### Exercise prompt
In the entries below, find every line holding the string "REDDITI" and collect it.

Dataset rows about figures
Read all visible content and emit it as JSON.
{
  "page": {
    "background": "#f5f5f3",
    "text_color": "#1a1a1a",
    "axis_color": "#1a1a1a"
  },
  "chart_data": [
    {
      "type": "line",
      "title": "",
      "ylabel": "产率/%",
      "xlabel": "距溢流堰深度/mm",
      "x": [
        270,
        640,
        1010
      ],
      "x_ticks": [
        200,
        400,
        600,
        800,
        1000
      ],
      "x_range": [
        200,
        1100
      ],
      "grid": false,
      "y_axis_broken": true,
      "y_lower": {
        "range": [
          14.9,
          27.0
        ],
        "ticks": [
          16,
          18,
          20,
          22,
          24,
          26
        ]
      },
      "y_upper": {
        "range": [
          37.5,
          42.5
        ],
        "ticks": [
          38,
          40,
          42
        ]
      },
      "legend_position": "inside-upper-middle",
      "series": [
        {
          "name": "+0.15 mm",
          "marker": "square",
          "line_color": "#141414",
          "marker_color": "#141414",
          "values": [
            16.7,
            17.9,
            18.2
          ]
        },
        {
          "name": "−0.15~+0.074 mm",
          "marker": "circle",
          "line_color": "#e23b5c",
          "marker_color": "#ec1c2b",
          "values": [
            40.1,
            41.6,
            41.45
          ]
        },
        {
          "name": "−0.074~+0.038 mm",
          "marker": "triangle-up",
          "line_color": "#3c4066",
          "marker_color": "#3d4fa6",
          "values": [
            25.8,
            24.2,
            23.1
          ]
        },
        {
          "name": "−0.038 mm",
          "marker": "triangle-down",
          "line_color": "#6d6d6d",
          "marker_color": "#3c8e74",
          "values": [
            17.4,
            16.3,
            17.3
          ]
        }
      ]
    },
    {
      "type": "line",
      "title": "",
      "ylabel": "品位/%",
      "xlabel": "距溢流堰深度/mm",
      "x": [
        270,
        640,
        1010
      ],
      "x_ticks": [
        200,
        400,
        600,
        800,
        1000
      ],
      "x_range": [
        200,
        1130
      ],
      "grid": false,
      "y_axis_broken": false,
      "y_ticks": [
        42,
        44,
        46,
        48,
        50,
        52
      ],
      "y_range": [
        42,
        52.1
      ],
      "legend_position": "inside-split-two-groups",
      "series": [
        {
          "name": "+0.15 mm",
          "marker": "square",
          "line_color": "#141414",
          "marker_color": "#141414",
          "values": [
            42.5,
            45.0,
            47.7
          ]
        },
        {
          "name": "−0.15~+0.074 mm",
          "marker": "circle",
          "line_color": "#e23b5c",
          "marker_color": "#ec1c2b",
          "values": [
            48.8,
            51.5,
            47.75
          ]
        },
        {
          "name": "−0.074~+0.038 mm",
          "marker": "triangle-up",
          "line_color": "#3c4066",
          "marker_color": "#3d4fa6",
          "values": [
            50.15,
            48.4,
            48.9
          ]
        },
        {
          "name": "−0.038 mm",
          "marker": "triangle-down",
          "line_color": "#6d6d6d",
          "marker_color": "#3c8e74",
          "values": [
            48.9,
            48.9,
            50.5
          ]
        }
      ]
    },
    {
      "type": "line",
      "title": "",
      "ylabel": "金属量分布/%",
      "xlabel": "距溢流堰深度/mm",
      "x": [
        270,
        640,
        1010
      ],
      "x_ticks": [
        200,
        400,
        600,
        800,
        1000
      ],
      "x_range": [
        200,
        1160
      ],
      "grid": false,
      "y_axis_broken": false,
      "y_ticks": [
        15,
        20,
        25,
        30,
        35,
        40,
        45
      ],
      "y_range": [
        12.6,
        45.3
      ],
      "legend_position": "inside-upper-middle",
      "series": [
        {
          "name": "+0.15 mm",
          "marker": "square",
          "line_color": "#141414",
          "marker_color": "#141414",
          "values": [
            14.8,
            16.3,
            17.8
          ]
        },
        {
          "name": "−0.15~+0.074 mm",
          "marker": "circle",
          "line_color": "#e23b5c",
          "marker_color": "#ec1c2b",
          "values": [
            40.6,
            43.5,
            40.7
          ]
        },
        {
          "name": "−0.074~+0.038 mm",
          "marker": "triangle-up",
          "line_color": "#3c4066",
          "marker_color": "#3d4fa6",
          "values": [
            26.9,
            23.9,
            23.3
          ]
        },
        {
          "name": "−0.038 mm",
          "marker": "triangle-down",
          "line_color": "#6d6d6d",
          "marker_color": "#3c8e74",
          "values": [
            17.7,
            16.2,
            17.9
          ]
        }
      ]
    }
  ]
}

* * *

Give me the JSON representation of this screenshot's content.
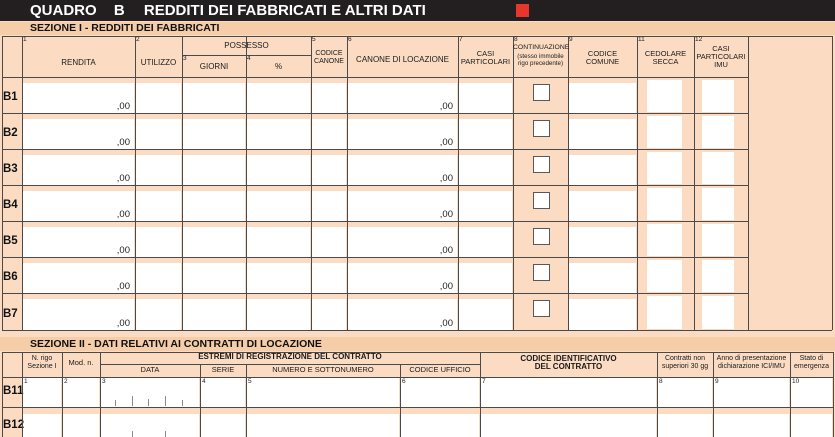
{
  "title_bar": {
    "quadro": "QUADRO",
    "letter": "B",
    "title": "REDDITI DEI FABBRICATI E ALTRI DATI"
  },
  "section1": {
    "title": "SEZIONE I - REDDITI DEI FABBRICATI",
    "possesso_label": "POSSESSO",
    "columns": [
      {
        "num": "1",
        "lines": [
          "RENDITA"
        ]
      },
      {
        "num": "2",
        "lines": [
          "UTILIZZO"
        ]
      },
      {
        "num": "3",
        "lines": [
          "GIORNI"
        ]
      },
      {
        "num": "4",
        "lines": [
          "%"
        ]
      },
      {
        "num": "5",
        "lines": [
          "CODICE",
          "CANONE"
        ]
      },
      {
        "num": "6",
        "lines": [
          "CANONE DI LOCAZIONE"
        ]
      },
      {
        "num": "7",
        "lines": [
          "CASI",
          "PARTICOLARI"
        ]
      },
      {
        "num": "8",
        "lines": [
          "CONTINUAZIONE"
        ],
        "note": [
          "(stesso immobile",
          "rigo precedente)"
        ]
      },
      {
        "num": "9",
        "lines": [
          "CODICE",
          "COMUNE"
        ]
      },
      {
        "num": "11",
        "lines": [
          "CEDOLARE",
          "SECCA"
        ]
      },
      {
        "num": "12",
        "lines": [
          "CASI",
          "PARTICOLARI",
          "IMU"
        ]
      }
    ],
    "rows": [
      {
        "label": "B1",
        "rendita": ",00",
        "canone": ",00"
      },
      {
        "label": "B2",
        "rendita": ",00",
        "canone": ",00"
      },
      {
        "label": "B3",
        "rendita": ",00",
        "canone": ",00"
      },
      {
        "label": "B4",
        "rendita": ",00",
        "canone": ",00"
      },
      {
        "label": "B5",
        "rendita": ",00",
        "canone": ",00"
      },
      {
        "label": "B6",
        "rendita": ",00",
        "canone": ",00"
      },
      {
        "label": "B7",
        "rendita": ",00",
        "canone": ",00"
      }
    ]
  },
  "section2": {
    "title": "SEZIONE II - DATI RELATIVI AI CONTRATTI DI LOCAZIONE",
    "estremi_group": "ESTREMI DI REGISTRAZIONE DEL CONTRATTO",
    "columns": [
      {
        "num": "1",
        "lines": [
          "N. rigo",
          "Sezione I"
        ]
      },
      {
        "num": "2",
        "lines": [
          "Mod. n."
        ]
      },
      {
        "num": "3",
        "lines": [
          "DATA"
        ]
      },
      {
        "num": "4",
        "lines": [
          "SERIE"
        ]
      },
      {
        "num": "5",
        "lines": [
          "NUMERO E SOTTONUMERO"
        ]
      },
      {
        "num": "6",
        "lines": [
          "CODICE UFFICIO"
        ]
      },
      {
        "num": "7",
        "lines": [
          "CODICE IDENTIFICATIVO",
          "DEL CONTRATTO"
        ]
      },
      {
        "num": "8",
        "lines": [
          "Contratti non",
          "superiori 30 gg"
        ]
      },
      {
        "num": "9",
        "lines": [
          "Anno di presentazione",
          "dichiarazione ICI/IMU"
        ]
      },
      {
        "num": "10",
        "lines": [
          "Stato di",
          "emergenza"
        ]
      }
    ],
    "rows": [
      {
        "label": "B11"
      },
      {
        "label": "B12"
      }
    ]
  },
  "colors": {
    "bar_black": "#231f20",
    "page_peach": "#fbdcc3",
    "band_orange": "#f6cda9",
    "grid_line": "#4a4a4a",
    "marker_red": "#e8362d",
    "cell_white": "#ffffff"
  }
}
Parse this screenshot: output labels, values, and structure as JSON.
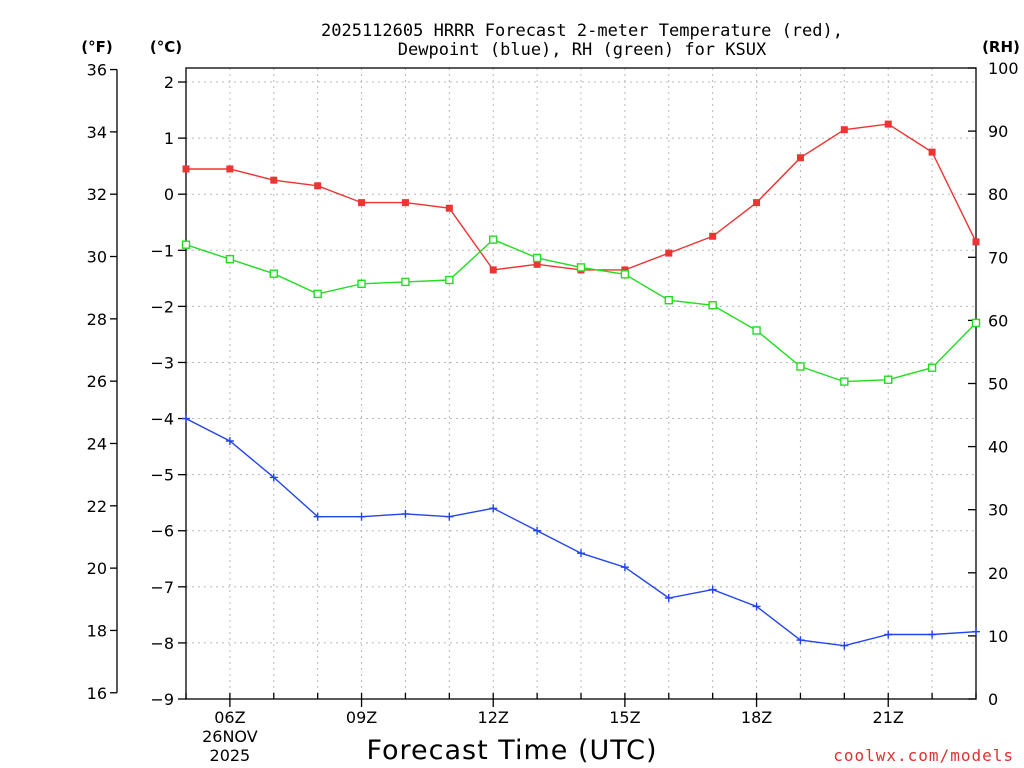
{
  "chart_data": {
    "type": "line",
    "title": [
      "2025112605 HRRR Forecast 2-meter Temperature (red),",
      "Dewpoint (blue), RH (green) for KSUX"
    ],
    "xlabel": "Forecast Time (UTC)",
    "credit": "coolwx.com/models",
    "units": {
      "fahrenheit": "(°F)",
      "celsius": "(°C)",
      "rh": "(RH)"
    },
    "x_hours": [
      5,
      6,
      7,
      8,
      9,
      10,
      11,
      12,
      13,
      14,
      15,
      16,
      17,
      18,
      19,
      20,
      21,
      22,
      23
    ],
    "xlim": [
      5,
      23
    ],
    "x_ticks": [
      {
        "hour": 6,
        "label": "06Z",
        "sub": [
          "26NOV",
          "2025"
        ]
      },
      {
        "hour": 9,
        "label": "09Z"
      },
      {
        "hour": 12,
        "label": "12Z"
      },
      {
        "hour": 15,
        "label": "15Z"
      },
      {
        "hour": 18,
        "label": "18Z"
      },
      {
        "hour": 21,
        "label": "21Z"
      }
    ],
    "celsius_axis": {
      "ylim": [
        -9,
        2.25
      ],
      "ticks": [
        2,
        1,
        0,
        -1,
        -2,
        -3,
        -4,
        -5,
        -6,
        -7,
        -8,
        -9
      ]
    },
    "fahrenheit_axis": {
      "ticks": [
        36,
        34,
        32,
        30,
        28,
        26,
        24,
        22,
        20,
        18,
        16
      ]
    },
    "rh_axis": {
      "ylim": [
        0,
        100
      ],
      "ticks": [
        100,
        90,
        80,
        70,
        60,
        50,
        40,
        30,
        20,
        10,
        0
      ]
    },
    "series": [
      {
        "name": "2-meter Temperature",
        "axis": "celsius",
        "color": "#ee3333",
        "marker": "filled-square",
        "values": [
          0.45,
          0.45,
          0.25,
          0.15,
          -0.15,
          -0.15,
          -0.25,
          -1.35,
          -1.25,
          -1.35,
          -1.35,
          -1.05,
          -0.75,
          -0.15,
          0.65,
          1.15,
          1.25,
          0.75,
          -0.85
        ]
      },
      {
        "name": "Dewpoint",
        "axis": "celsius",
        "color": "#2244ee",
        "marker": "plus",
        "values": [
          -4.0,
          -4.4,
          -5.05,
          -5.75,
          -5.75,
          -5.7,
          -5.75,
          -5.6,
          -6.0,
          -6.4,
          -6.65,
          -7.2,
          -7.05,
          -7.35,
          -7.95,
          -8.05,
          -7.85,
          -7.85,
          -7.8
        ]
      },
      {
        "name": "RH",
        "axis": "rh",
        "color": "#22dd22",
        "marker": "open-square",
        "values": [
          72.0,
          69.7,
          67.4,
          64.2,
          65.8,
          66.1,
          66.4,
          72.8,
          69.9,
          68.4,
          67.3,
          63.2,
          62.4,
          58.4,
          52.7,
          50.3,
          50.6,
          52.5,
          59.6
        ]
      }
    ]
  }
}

* * *

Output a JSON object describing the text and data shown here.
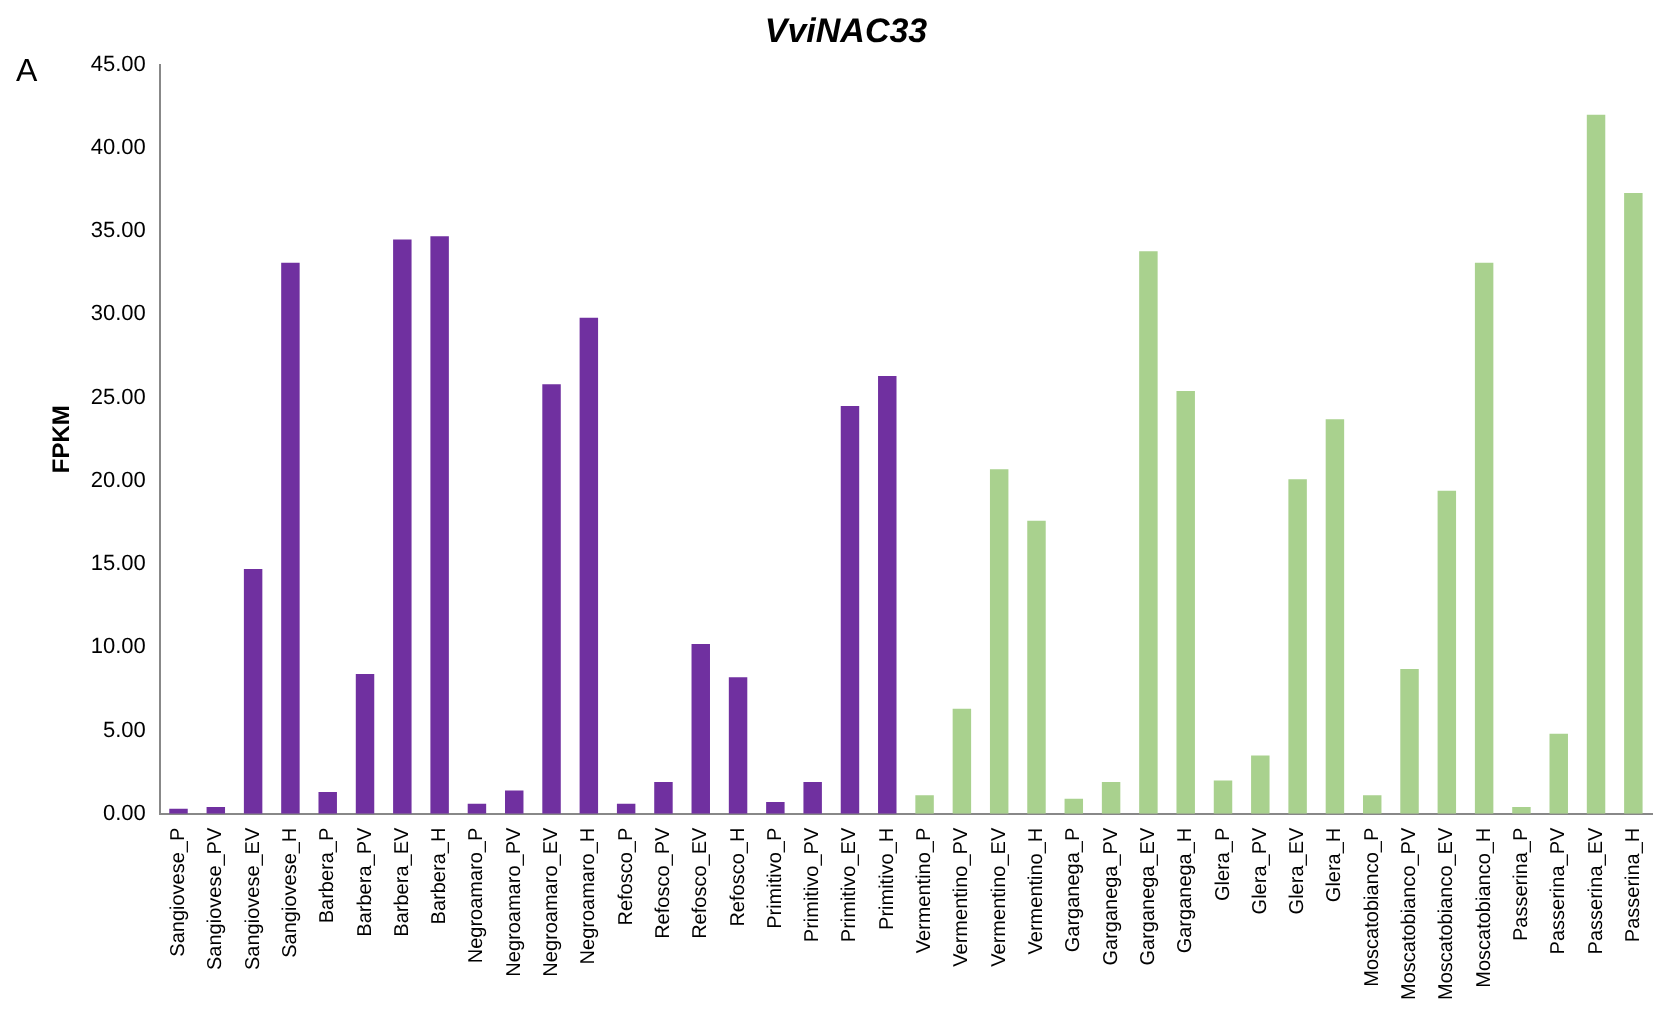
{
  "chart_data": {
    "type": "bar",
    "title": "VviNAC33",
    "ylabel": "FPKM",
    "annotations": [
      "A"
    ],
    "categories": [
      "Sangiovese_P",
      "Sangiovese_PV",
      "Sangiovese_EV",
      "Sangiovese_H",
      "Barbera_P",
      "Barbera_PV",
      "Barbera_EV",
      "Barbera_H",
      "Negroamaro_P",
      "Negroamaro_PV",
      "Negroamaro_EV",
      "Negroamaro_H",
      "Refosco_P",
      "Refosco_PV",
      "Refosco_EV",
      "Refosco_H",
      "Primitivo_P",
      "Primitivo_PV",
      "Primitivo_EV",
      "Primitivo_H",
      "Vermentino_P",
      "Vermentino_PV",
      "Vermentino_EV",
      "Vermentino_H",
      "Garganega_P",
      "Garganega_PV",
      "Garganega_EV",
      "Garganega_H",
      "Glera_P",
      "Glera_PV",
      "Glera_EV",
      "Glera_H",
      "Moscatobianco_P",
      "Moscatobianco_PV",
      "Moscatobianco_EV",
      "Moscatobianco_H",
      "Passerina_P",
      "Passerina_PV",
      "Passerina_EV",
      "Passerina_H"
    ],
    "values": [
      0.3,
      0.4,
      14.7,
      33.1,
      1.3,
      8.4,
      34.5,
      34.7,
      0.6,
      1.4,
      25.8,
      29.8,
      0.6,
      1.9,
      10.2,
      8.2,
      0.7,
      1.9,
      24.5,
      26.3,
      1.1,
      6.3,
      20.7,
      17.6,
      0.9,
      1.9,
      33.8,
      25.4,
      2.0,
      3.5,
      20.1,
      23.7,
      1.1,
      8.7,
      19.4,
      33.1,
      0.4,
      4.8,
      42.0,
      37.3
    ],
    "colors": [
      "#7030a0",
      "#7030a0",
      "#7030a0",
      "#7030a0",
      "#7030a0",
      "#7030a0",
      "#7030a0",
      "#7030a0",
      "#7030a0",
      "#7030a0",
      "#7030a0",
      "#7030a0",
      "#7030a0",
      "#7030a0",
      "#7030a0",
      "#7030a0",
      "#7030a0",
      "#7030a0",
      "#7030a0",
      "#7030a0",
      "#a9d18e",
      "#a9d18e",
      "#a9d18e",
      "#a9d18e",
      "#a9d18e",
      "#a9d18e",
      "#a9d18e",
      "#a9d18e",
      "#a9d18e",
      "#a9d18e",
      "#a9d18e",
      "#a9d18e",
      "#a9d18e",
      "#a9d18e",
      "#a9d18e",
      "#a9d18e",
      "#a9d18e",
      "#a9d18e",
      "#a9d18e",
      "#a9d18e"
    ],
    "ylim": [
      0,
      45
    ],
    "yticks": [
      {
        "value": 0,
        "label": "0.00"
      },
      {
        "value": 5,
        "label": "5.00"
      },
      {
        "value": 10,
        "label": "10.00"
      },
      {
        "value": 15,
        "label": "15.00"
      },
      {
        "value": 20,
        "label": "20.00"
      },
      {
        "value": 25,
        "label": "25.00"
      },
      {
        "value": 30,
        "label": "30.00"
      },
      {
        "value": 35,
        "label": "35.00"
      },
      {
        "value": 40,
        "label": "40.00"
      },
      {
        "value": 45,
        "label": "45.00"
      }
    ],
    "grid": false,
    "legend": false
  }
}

### Reply
    "title": "REDDITI DEI FABBRICATI E ALTRI DATI"
    "title": "SEZIONE I - REDDITI DEI FABBRICATI",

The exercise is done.